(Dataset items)
# # #

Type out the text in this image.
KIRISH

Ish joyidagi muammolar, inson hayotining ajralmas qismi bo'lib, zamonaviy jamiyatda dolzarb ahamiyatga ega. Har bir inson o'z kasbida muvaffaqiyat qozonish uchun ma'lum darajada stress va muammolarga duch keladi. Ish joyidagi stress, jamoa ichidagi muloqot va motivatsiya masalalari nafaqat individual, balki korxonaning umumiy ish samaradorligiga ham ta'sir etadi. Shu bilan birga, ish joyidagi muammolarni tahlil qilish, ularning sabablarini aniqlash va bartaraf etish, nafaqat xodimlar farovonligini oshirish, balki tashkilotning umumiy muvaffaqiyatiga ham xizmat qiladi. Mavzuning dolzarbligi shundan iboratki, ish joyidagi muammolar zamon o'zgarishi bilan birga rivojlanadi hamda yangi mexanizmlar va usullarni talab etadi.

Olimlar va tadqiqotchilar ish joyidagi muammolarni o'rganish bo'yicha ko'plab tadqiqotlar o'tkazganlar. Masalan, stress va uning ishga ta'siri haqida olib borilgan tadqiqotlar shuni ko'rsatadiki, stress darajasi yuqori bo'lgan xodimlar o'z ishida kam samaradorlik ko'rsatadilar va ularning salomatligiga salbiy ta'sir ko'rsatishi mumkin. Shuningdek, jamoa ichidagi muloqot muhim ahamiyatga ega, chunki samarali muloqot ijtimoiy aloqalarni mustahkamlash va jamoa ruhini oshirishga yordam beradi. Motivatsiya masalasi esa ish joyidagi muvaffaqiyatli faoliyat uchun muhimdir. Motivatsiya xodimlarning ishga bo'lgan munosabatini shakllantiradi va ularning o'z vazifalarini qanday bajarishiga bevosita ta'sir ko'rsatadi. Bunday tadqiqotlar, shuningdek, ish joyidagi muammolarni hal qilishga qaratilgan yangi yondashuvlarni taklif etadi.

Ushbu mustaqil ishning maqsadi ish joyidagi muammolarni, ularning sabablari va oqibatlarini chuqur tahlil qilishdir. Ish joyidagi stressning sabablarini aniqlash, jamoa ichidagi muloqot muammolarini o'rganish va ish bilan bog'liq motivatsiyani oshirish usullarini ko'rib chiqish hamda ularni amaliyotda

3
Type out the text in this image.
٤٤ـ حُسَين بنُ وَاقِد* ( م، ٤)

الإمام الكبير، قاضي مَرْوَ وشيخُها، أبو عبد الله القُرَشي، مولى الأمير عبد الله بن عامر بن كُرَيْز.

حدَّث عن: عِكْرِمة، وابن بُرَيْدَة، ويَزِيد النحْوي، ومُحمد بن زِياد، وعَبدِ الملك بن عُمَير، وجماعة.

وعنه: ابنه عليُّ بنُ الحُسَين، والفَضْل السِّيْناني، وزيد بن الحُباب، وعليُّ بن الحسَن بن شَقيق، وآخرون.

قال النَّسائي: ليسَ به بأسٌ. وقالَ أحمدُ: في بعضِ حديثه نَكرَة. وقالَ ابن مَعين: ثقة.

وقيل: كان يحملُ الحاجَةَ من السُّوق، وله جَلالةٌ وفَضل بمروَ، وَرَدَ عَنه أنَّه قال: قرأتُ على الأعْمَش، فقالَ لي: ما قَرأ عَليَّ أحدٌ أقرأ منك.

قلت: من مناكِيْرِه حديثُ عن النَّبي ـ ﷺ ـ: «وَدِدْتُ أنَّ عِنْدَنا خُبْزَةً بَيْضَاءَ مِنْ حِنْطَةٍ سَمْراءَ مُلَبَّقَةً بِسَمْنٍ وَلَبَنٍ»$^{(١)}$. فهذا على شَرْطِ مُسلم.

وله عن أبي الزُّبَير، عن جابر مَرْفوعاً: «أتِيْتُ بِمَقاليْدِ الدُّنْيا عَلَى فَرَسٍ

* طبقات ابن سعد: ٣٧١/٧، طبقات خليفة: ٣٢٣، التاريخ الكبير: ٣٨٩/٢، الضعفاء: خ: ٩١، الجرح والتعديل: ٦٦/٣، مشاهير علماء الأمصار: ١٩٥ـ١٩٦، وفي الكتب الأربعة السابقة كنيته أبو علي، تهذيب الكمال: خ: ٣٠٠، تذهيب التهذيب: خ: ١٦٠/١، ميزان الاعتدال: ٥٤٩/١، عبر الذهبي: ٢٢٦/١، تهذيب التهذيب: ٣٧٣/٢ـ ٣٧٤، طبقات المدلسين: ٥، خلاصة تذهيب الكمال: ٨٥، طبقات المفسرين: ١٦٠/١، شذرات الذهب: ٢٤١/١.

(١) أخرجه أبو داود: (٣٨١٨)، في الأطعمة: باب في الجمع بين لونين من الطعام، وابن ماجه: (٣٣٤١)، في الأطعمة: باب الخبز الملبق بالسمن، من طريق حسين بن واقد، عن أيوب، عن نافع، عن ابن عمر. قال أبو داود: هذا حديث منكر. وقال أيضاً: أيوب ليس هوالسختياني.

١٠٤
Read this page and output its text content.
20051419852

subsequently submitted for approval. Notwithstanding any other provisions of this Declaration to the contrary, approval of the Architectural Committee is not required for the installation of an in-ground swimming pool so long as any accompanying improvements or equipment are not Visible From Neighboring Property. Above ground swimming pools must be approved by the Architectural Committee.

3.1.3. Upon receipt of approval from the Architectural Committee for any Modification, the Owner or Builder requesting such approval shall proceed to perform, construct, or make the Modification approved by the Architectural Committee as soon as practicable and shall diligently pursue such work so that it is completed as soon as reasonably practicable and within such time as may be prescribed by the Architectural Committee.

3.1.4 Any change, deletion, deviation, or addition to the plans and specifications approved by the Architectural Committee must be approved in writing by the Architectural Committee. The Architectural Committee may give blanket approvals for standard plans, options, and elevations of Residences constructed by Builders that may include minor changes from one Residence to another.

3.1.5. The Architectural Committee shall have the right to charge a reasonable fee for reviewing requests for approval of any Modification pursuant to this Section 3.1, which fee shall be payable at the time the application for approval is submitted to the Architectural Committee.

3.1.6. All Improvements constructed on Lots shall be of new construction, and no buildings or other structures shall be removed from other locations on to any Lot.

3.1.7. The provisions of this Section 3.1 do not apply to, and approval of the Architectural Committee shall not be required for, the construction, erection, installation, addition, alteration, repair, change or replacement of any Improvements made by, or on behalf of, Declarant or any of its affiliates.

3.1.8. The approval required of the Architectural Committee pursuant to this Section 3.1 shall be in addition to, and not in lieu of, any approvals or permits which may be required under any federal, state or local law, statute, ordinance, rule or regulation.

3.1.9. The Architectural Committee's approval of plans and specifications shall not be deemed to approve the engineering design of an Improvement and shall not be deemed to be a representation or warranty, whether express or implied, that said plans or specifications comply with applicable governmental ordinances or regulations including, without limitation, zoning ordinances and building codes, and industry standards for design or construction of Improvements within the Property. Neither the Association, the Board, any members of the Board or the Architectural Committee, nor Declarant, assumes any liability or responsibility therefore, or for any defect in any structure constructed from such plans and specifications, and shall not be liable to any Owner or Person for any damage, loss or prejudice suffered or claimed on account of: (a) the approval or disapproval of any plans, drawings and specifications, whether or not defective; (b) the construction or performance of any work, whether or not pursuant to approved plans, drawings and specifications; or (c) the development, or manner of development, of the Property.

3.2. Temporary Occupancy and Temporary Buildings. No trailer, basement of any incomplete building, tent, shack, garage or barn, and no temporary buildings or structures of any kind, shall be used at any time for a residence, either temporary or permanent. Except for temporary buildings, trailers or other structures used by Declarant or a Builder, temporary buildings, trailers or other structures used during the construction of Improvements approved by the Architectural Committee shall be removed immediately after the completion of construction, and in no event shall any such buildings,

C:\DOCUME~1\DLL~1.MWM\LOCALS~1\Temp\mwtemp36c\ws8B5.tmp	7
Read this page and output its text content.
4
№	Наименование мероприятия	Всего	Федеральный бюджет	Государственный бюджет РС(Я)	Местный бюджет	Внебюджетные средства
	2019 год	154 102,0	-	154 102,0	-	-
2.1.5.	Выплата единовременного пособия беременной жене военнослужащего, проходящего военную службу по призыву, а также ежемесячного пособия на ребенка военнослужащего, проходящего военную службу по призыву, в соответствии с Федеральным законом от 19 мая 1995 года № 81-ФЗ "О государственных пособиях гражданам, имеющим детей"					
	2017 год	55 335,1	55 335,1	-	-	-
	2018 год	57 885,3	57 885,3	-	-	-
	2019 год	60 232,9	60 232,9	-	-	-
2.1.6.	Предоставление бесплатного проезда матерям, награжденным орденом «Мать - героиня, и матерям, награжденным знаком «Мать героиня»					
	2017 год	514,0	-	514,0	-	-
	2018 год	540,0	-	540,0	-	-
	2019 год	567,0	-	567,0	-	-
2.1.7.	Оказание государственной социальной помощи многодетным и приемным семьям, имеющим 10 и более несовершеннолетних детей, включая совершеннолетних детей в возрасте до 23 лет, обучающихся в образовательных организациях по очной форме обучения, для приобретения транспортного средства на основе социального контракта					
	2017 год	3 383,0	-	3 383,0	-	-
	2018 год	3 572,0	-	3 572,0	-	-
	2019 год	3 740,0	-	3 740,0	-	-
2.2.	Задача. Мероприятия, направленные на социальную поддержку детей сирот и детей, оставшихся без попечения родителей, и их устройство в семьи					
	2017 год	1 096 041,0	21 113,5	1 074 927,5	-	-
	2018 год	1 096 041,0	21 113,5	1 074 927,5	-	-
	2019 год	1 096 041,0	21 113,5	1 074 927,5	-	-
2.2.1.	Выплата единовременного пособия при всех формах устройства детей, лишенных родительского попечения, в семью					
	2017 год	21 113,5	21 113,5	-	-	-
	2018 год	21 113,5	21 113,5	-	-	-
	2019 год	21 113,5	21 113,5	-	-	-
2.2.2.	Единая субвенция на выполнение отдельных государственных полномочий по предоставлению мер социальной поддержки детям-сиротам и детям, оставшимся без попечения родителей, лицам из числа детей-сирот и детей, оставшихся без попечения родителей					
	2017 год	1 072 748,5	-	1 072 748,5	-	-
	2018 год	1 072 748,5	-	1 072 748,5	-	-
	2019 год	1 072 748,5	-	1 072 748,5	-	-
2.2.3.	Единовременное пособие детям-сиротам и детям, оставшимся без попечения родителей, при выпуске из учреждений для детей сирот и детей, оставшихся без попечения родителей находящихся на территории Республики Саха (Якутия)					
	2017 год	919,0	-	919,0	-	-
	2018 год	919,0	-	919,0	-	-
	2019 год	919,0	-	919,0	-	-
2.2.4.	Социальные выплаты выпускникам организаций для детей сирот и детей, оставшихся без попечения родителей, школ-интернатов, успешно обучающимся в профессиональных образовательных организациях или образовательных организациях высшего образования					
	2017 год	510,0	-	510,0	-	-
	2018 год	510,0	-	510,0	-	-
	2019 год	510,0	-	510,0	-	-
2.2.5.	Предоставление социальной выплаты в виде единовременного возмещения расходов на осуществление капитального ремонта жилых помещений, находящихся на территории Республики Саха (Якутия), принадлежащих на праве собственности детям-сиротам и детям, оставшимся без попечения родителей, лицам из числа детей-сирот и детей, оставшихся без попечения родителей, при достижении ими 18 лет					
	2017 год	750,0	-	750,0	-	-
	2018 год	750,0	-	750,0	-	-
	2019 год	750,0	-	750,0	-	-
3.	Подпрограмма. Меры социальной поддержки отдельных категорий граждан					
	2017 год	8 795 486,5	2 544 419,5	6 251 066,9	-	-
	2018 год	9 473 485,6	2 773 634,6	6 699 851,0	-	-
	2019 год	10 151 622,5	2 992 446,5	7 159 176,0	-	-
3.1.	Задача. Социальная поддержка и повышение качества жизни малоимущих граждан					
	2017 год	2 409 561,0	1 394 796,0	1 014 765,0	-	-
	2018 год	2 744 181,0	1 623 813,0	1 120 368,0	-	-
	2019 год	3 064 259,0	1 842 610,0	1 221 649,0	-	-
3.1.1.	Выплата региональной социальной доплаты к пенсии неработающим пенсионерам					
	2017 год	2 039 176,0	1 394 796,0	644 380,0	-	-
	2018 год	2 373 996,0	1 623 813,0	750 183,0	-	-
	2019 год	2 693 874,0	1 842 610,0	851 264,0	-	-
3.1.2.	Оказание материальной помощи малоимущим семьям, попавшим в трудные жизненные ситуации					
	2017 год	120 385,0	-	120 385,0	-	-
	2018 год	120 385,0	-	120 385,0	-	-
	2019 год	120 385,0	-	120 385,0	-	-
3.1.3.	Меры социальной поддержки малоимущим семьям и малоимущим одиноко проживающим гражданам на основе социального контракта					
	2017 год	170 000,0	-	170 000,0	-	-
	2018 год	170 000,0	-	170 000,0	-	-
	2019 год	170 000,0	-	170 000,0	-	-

# # #

WHAT YOU ARE ASKED TO DO → Search the records for the word "пособия" and copy every line where it occurs.

TASK OUTPUT →
2.1.5.	Выплата единовременного пособия беременной жене военнослужащего, проходящего военную службу по призыву, а также ежемесячного пособия на ребенка военнослужащего, проходящего военную службу по призыву, в соответствии с Федеральным законом от 19 мая 1995 года № 81-ФЗ "О государственных пособиях гражданам, имеющим детей"					
2.2.1.	Выплата единовременного пособия при всех формах устройства детей, лишенных родительского попечения, в семью					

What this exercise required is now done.